#### Challenge:
Copy every line in the records below that contains the word "start".

===== Excerpted data =====

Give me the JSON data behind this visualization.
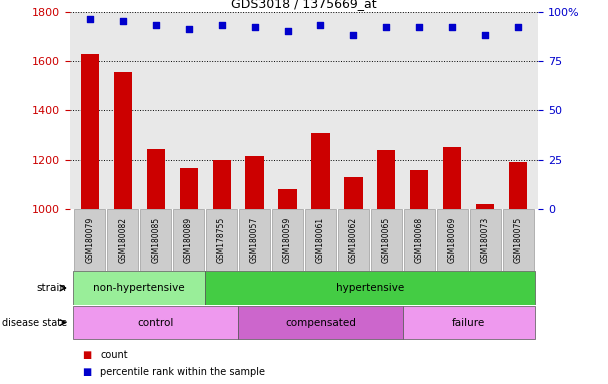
{
  "title": "GDS3018 / 1375669_at",
  "samples": [
    "GSM180079",
    "GSM180082",
    "GSM180085",
    "GSM180089",
    "GSM178755",
    "GSM180057",
    "GSM180059",
    "GSM180061",
    "GSM180062",
    "GSM180065",
    "GSM180068",
    "GSM180069",
    "GSM180073",
    "GSM180075"
  ],
  "bar_values": [
    1627,
    1555,
    1242,
    1168,
    1200,
    1215,
    1082,
    1310,
    1130,
    1240,
    1160,
    1250,
    1020,
    1190
  ],
  "percentile_values": [
    96,
    95,
    93,
    91,
    93,
    92,
    90,
    93,
    88,
    92,
    92,
    92,
    88,
    92
  ],
  "bar_color": "#cc0000",
  "percentile_color": "#0000cc",
  "ylim_left": [
    1000,
    1800
  ],
  "ylim_right": [
    0,
    100
  ],
  "yticks_left": [
    1000,
    1200,
    1400,
    1600,
    1800
  ],
  "yticks_right": [
    0,
    25,
    50,
    75,
    100
  ],
  "strain_groups": [
    {
      "label": "non-hypertensive",
      "start": 0,
      "end": 4,
      "color": "#99ee99"
    },
    {
      "label": "hypertensive",
      "start": 4,
      "end": 14,
      "color": "#44cc44"
    }
  ],
  "disease_groups": [
    {
      "label": "control",
      "start": 0,
      "end": 5,
      "color": "#ee99ee"
    },
    {
      "label": "compensated",
      "start": 5,
      "end": 10,
      "color": "#cc66cc"
    },
    {
      "label": "failure",
      "start": 10,
      "end": 14,
      "color": "#ee99ee"
    }
  ],
  "legend_items": [
    {
      "label": "count",
      "color": "#cc0000"
    },
    {
      "label": "percentile rank within the sample",
      "color": "#0000cc"
    }
  ],
  "left_axis_color": "#cc0000",
  "right_axis_color": "#0000cc",
  "plot_bg_color": "#e8e8e8"
}
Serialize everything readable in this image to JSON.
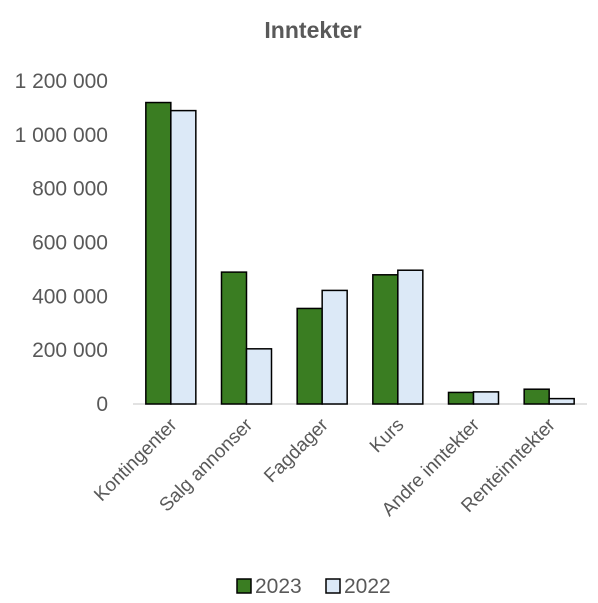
{
  "chart_data": {
    "type": "bar",
    "title": "Inntekter",
    "xlabel": "",
    "ylabel": "",
    "categories": [
      "Kontingenter",
      "Salg annonser",
      "Fagdager",
      "Kurs",
      "Andre inntekter",
      "Renteinntekter"
    ],
    "series": [
      {
        "name": "2023",
        "color": "#3a7d22",
        "values": [
          1120000,
          490000,
          355000,
          480000,
          43000,
          55000
        ]
      },
      {
        "name": "2022",
        "color": "#dce9f7",
        "values": [
          1090000,
          205000,
          422000,
          497000,
          45000,
          20000
        ]
      }
    ],
    "ylim": [
      0,
      1200000
    ],
    "yticks": [
      0,
      200000,
      400000,
      600000,
      800000,
      1000000,
      1200000
    ],
    "ytick_labels": [
      "0",
      "200 000",
      "400 000",
      "600 000",
      "800 000",
      "1 000 000",
      "1 200 000"
    ],
    "grid": false,
    "legend_position": "bottom",
    "bar_border_color": "#000000"
  }
}
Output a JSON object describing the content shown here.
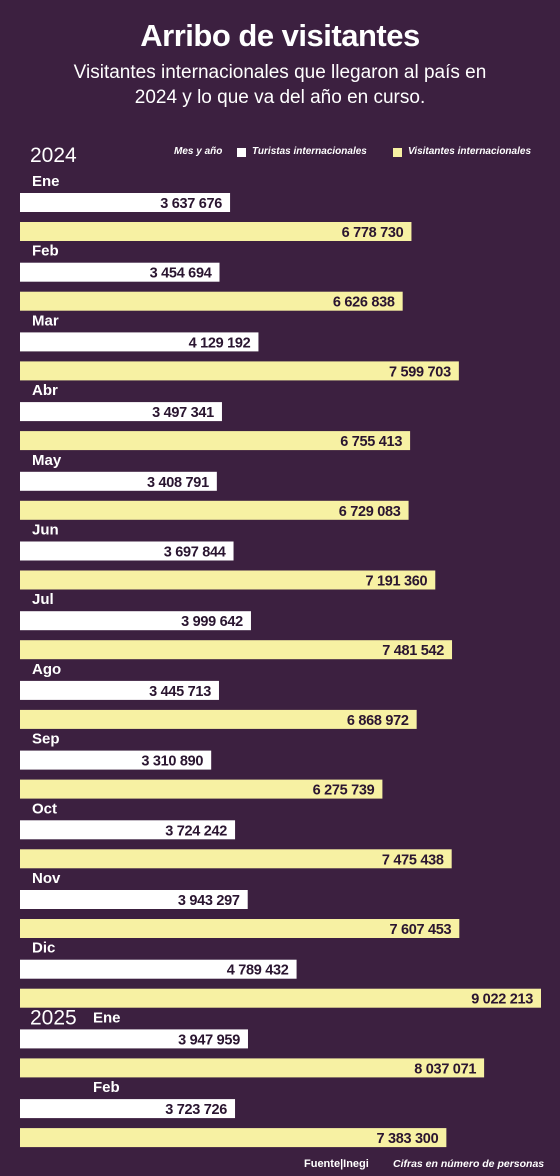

=====

#### Full output:
      "start": 0,
      "start": 4,
      "start": 0,
      "start": 5,
      "start": 10,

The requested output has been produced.